Action item: Continue the forum thread about compiling a cookbook of member recipes, starting directly after its final line.

─── Page extract

Hear me out... I know at least two people on this forum who like to cook/bake. What if we threw together a little cookbook with recipes from Scoring Central members? Doesn't have to be anything fancy, just like, whatever you like making.

Thoughts?


RE: Cookbook - bigcat1969 - 04-02-2019

bigcat cooking level

How to boil water.

Put water in pot.
Put pot on stove.
Turn on heat.
Wait.


RE: Cookbook - Samulis - 04-02-2019

(04-02-2019, 04:50 PM)bigcat1969 Wrote: bigcat cooking level

How to boil water.

Put water in pot.
Put pot on stove.
Turn on heat.
Wait.

Hey man, nothing wrong with that! I'm not talking 'everything has to be super advanced'... I was planning on putting a few basic bread recipes and some of what I call 'bachelor dinners' (easy, quick food requiring little to no skills and a limited budget/pantry). It'd sort of be a mix of whatever people like or are comfortable with, sort of like all those old church and club cookbooks.


RE: Cookbook - Michael Willis - 04-03-2019

I'll contribute! Give me some time to curate a few recipes. I'm really curious what Mattias can tell us about his potatoes .


RE: Cookbook - Nayrb - 04-03-2019

(04-03-2019, 12:42 AM)Michael Willis Wrote: I'll contribute! Give me some time to curate a few recipes. I'm really curious what Mattias can tell us about his potatoes .

Yes, Mattias appears to be quite the cook!


RE: Cookbook - bigcat1969 - 04-04-2019

I need to retract my recipe. All the water vanished and the pot burned by the time the smoke alarm woke me up!


RE: Cookbook - Nayrb - 04-06-2019

(04-04-2019, 12:35 AM)bigcat1969 Wrote: I need to retract my recipe. All the water vanished and the pot burned by the time the smoke alarm woke me up!

My dad had to repaint the entire kitchen to get rid of the smell after he forgot he was boiling eggs and they exploded.


RE: Cookbook - Michael Willis - 04-06-2019

Ok, here we go with a first recipe. Apologies for the imperial measurements, for whatever reason us Yankees still haven't joined the modern world with the metric system:

Mexican-Style Fried Rice (also Arroz con Pollo)

A while ago I spent some time in a funny little town called Del Rio, Texas. While I was there I met a friend named José who taught me how to make Mexican style rice. I've made it from memory so many times that I'm not sure if I still make it like he taught me, but here's the recipe to the best of my recollection.
  • 1 1/2 cups white rice (I think short grain works best)
  • 2 tablespoons vegetable oil
  • 3 cups chicken broth (or water + bouillon1
  • 8-oz can of tomato sauce
  • 1-2 diced tomatoes
  • 1 diced medium onion
  • 1-2 cloves garlic, minced
  • 1 tablespoon cumin
  • Salt, Pepper to taste
  • 1 bunch cilantro, chopped (optional)
  • 1 teaspoon chili powder (optional)
  • 1 teaspoon coriander (optional)
  • diced hot peppers (optional)
  • bell pepper, diced (optional)
  • 1 pound cooked chicken, diced (optional)

──────
─── Given information

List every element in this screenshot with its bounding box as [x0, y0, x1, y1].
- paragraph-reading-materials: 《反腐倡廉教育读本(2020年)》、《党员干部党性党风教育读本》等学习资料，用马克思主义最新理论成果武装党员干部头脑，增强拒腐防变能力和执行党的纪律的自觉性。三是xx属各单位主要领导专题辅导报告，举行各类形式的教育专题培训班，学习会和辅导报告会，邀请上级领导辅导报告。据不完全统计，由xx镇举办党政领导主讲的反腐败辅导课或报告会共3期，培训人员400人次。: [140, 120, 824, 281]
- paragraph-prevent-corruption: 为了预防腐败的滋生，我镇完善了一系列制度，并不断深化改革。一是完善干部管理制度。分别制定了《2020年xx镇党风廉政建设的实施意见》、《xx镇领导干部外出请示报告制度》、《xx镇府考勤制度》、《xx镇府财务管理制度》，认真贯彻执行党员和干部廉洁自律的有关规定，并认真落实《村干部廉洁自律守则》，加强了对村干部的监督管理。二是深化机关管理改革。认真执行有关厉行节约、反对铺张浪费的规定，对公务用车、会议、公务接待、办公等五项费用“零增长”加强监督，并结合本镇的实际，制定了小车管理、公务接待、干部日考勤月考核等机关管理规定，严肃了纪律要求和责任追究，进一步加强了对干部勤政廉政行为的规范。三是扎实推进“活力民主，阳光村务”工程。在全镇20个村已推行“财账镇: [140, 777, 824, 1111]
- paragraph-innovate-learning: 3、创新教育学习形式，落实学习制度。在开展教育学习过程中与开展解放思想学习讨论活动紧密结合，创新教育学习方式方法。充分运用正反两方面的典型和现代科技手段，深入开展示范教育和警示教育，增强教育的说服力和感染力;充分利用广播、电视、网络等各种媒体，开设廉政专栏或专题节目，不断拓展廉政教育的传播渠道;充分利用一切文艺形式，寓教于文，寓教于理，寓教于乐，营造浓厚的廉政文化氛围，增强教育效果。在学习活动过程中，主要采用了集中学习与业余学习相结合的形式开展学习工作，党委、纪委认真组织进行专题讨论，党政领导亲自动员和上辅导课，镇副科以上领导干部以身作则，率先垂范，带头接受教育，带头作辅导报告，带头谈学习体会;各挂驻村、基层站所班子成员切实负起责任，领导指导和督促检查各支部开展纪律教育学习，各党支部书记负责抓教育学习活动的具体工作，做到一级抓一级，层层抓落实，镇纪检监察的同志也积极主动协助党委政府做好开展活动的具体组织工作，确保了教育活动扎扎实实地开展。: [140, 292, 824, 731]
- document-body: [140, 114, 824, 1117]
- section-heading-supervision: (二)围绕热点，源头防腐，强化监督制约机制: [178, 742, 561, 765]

──────

Task response:
Heat the oil in a 2-quart sauce pan, or a large skillet on medium-high heat. When oil is hot, add rice and stir for a few minutes. The rice should change color to a more opaque off-white, slightly golden color. Add water and tomato sauce immediately (have them ready and don't wait too long, otherwise the rice will burn! I did that the first time). Add all the other ingredients. Bring to a boil, reduce heat to low, cover, simmer for 25 minutes. The lid will be screaming "lift me! lift me!" IGNORE IT, or you will have to add more liquid and the rice will take forever to soften up. It will be done in 25 minutes, and on low it won't burn, trust me. This recipe will make about 4 cups of rice, which always stretches waaaay farther than I expect it to, even after making it for 10 years.

The optional ingredients really just depend on what you have on hand, and what your preferences are.

To make Arroz con Pollo, just add about a pound of cooked chicken, diced. I like to make my broth by boiling the chicken before making the rice, but you can also just use canned broth.

Serve with just about anything Mexican - enchiladas, fajitas, tacos, flautas, menudo, pozole, etc. Goes really well as something to add to a bowl of tortilla soup.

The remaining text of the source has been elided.